Supplied records ▸
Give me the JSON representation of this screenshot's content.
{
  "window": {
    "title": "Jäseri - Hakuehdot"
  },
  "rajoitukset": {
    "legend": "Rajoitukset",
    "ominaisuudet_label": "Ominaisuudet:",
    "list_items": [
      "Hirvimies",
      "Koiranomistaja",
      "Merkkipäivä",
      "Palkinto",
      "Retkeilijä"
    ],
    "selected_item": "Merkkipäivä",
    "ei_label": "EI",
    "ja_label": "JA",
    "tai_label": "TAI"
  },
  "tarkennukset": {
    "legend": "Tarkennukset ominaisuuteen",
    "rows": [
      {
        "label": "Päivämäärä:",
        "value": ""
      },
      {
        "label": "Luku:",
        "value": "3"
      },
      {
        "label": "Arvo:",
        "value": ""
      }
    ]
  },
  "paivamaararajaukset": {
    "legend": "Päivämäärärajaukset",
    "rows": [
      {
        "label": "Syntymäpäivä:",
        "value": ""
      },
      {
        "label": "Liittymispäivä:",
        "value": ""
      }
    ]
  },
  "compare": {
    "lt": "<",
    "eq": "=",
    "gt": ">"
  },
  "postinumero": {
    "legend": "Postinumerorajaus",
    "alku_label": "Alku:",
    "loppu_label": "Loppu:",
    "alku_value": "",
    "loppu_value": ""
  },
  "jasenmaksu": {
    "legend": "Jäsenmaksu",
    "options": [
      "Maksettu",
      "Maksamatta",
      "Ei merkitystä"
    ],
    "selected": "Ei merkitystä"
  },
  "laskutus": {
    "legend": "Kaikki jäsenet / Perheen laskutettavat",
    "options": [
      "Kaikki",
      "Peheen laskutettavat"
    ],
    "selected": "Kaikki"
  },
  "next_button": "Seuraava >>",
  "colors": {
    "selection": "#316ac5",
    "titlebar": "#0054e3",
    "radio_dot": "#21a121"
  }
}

* * *

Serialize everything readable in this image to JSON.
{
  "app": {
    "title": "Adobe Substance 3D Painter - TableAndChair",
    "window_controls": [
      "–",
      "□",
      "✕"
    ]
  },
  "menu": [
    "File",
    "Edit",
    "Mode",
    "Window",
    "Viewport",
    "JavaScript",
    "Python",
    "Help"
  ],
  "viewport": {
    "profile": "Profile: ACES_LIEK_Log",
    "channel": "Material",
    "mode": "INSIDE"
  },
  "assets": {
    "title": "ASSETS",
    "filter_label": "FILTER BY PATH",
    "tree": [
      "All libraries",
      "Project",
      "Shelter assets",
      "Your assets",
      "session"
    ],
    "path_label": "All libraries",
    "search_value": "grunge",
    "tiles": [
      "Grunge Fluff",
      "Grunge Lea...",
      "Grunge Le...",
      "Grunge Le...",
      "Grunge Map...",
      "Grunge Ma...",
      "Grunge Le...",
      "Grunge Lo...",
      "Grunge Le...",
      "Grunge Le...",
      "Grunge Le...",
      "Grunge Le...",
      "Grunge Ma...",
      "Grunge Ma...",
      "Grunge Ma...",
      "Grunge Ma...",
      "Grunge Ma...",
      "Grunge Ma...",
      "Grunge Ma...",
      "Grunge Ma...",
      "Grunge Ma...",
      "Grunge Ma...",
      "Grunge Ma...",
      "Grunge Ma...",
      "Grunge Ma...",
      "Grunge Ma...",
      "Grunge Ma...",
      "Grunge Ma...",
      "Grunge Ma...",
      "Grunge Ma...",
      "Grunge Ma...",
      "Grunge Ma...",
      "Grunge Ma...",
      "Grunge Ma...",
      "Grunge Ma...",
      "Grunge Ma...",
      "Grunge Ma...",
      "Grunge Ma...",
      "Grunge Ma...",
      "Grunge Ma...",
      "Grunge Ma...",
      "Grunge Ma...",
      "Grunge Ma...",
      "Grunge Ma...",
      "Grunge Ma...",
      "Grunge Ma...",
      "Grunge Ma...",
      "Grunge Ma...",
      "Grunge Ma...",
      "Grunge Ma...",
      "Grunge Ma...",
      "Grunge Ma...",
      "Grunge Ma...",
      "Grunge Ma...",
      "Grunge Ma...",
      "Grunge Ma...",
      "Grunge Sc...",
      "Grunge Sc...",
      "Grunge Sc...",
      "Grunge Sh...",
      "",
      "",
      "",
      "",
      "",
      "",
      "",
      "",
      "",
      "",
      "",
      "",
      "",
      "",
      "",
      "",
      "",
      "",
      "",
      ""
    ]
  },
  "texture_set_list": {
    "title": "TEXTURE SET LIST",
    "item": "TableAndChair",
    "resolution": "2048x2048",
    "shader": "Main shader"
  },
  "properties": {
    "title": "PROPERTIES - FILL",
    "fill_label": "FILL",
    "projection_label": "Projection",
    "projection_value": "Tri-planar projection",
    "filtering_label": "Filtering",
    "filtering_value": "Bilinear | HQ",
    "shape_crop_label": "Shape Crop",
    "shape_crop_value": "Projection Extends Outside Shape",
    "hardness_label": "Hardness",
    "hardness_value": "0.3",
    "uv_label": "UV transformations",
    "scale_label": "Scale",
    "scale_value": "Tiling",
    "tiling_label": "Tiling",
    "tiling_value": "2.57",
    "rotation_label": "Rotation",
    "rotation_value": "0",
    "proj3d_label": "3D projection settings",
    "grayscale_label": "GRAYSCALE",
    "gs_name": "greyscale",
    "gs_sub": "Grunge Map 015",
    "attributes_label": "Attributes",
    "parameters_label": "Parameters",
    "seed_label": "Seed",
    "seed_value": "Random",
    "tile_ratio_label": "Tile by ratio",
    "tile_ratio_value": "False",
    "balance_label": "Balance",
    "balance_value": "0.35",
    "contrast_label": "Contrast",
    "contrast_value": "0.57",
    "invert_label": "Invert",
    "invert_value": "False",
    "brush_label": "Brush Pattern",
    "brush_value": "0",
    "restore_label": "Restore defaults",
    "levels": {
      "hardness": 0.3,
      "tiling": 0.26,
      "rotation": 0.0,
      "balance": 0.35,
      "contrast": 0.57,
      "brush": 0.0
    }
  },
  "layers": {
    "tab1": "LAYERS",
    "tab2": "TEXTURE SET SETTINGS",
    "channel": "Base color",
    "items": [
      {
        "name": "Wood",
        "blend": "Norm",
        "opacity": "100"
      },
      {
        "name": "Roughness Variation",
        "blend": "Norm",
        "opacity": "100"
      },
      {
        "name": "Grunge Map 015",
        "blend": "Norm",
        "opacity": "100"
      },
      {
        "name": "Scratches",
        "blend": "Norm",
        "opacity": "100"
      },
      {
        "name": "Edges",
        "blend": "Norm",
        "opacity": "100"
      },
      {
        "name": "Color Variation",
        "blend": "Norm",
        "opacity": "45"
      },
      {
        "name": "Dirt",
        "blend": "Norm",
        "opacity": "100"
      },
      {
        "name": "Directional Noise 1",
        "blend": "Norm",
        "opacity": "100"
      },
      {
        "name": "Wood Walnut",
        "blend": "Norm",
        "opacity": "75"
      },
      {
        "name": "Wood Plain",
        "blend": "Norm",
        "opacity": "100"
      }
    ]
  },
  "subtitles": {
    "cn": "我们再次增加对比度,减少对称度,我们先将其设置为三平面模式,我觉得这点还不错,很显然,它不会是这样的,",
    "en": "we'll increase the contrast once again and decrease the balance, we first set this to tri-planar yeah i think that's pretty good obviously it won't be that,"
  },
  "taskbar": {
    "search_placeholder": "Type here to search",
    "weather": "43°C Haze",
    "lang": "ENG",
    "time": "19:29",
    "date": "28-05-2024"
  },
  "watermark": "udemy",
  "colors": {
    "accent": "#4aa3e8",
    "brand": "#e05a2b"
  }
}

The task ▸ Report each line of the material above where the word "libraries" appears.

Solved exercise ▸
      "All libraries",
    "path_label": "All libraries",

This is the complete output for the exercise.